## Challenge
Please reproduce the stretch of the Bridgeport interlock thread from "I even gave" through "wants a keypad." word for word.

## Excerpted passage
# Bridgeport interlock?



## 10492 (Jan 4, 2010)

Here's a request that I could use some help on.

Background:

Manufacturer with small tool shop for prototyping. Bridgeport, bandsaws, lathes, ect. One of each kinda place.

Anyway, someone on night shift is going in and using the Bridgeport. It is obvious that this person is not qualified to use it. They are using drill bits as end mills, wrong chucks...ect.

The "mechanical engineer" needs a solution, and locking the door and installing a camera isn't an option. His solution is a small keypad with an interlock, that would only allow power to come on, once the proper combo is punched in. He got this idea from the saws at Home cheapo that they cut wood on. The employees have to punch in a code, before the saw fires up.

I even gave him the idea of a locked disconnect. The operator would have a key, unlock the disconnect and lock when he is done. No good, he says.

It's his money.

Who has an idea for a small HMI like this and a contactor? 

30A 240V 1ph machine


FWIW, been down the supervisor authorization thingy. No good. He wants a keypad.


----------



## Jlarson (Jun 28, 2009)

Just about any keypad like this 









with relay outputs, add an icecube a PSU and the contactor and you're good to go.


----------



## 10492 (Jan 4, 2010)

What is that?

Any info on the keypad?


----------



## Jlarson (Jun 28, 2009)

That's a _Storm Interface_ keypad (http://www.storm-interface.com/products_description.asp?id=13) They are kinda my go to for keypads and keybords for machines and stuff. 

Might be a little overkill, but maybe not depending on the conditions in the shop and where you mount it.


----------



## 10492 (Jan 4, 2010)

24VDC Ice cube needed for the contacts only to pull in contactor for the machine?

Great idea....:thumbsup:

You know a cost for the keypad?


----------



## Jlarson (Jun 28, 2009)

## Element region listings
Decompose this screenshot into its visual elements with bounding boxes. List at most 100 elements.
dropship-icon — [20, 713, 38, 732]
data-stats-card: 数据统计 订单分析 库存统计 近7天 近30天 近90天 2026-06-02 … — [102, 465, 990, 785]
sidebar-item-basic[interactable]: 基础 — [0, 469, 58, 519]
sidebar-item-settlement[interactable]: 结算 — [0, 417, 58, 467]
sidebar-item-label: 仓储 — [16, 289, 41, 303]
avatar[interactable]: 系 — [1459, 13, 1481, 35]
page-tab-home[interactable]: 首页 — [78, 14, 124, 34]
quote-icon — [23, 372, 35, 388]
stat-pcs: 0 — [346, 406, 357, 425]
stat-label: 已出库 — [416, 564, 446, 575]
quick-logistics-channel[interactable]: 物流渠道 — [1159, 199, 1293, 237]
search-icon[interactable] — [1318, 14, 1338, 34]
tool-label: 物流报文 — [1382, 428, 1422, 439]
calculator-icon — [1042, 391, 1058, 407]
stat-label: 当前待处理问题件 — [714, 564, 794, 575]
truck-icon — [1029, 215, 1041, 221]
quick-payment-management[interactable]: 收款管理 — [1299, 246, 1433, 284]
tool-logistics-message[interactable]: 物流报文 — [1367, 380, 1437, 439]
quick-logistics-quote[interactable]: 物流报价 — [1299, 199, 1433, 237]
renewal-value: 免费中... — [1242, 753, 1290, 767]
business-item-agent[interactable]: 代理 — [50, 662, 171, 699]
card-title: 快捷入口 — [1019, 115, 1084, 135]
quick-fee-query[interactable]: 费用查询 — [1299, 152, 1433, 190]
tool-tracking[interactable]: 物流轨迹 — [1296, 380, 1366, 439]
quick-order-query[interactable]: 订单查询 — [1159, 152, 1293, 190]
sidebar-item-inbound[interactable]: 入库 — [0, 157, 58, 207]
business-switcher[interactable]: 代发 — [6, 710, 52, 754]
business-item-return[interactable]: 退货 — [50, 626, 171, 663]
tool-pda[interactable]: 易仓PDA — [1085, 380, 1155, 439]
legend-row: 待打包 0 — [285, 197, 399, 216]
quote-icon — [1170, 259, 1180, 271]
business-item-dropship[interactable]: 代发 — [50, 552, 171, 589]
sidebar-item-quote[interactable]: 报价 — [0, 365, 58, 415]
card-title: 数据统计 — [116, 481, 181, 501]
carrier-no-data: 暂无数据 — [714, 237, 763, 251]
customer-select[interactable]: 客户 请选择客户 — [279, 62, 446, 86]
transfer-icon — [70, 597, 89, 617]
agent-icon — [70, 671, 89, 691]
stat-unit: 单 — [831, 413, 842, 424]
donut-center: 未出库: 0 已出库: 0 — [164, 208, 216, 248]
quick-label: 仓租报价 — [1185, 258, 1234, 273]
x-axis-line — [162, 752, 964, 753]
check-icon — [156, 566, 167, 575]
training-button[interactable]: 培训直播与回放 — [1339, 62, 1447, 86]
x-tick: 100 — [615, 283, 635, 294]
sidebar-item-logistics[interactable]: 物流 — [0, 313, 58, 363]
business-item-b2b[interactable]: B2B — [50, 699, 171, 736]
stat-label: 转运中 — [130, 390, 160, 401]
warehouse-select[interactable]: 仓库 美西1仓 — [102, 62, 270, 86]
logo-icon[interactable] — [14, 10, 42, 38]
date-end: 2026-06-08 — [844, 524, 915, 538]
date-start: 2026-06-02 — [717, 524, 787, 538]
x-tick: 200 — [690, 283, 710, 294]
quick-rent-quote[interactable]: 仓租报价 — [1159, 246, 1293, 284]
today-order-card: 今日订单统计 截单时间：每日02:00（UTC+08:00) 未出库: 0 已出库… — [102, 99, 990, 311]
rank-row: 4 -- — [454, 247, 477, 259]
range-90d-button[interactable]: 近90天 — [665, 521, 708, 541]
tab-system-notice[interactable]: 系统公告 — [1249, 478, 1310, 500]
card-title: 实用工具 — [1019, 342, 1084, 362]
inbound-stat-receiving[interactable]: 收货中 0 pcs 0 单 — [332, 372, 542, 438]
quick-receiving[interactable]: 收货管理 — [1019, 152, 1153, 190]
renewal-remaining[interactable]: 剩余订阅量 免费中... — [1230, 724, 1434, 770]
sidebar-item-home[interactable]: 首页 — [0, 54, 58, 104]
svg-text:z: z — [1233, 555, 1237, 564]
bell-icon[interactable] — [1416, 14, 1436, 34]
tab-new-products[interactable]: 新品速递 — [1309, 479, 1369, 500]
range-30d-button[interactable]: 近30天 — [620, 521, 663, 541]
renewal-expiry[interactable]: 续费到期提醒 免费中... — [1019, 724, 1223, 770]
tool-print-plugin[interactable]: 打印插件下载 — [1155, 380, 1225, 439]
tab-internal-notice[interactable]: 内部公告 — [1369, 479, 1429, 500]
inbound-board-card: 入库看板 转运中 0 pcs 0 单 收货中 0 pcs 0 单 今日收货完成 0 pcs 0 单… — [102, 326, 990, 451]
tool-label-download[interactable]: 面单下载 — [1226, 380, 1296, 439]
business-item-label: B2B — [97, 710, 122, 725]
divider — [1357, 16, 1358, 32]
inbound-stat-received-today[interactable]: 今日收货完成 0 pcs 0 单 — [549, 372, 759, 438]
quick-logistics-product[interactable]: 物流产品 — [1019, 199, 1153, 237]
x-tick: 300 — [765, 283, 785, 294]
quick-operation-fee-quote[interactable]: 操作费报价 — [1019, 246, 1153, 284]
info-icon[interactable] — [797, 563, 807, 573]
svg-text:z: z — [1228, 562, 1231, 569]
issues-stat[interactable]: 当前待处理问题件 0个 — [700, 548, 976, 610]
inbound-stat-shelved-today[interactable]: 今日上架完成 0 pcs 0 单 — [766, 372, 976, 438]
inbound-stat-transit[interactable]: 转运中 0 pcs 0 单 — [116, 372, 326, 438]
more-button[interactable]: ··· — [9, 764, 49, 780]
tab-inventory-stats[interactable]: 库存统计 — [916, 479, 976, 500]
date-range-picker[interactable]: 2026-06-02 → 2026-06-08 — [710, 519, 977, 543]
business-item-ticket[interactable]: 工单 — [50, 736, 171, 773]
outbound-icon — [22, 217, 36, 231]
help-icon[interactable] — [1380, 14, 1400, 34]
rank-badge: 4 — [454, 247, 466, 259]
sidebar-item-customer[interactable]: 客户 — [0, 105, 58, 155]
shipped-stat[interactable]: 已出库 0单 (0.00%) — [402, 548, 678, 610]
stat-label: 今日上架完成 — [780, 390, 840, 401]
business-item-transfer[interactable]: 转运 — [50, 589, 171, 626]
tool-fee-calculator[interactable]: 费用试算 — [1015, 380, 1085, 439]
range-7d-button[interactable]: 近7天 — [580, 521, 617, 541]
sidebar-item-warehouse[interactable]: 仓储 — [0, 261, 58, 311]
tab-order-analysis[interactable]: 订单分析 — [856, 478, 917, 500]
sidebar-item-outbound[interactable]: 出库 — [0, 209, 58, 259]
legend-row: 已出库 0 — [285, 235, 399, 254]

## The reply
I even gave him the idea of a locked disconnect. The operator would have a key, unlock the disconnect and lock when he is done. No good, he says.

It's his money.

Who has an idea for a small HMI like this and a contactor? 

30A 240V 1ph machine


FWIW, been down the supervisor authorization thingy. No good. He wants a keypad.